YOUR OBJECTIVE:
Every line below that mentions the word "KOSMETIKA" should be copied out.

============

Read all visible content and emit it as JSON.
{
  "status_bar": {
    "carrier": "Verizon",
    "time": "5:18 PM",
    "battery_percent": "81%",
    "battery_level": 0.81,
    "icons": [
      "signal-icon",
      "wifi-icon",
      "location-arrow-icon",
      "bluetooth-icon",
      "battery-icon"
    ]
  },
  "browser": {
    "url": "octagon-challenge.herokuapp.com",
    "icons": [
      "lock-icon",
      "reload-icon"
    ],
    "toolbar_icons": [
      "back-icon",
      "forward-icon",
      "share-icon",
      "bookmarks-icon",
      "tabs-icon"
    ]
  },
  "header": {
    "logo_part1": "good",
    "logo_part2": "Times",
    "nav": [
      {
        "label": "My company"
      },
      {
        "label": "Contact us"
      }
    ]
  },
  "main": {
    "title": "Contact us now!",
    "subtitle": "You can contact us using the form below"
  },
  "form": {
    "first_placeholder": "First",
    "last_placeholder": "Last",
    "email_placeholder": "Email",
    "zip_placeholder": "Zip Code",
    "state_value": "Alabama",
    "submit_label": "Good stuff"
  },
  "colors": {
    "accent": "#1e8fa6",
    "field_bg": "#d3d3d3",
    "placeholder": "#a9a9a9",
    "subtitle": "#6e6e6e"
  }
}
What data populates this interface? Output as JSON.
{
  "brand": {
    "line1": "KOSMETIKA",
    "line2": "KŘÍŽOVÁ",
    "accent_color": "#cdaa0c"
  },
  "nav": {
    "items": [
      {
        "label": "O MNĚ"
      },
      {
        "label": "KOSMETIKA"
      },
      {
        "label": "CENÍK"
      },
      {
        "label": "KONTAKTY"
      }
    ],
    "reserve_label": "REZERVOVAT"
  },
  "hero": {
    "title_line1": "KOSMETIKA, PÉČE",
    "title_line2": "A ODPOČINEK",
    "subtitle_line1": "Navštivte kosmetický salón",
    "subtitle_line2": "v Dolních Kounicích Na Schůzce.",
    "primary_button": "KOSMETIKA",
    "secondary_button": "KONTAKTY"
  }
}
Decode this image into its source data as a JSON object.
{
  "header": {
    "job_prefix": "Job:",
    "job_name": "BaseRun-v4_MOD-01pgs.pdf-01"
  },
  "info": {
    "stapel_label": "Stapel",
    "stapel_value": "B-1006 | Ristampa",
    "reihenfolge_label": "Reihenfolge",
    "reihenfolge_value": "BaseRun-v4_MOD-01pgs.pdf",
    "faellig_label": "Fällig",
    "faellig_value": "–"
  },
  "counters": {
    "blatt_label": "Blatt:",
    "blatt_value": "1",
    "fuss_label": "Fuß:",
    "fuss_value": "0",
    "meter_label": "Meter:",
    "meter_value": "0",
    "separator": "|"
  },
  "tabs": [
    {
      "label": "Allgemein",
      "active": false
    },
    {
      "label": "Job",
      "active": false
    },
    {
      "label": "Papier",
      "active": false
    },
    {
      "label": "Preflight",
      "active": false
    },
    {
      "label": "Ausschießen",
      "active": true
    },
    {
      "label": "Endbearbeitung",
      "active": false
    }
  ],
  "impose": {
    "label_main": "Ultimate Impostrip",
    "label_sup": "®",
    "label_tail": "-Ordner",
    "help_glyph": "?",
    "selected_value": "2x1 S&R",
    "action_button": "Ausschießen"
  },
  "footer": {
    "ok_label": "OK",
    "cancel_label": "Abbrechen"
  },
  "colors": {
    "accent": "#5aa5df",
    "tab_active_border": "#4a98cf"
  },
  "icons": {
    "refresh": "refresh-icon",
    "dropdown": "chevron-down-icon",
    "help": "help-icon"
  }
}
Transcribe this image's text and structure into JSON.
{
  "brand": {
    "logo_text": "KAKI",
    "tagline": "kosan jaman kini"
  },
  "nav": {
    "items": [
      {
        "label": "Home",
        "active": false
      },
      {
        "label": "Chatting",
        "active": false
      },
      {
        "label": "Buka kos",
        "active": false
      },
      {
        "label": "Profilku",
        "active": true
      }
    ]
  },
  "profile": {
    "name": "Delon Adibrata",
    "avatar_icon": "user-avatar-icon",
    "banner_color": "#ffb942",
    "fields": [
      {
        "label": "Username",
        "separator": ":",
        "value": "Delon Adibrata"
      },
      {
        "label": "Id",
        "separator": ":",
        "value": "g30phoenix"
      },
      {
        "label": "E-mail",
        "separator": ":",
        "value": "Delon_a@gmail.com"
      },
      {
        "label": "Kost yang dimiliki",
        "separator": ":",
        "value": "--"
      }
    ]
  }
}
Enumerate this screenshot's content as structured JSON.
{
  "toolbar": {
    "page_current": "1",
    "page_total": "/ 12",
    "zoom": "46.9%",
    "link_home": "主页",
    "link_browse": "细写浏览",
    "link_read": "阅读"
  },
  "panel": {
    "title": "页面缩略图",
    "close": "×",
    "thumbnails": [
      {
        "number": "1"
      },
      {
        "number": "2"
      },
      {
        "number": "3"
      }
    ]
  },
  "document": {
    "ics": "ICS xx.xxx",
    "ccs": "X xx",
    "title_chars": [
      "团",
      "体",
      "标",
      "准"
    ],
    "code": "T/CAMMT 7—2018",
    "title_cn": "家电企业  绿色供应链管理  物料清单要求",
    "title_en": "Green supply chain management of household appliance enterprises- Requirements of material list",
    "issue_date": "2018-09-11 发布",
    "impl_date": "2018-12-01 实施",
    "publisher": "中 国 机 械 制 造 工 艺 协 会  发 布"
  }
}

============

ANSWER TO THIS PROBLEM:
    "line1": "KOSMETIKA",
        "label": "KOSMETIKA"
    "title_line1": "KOSMETIKA, PÉČE",
    "primary_button": "KOSMETIKA",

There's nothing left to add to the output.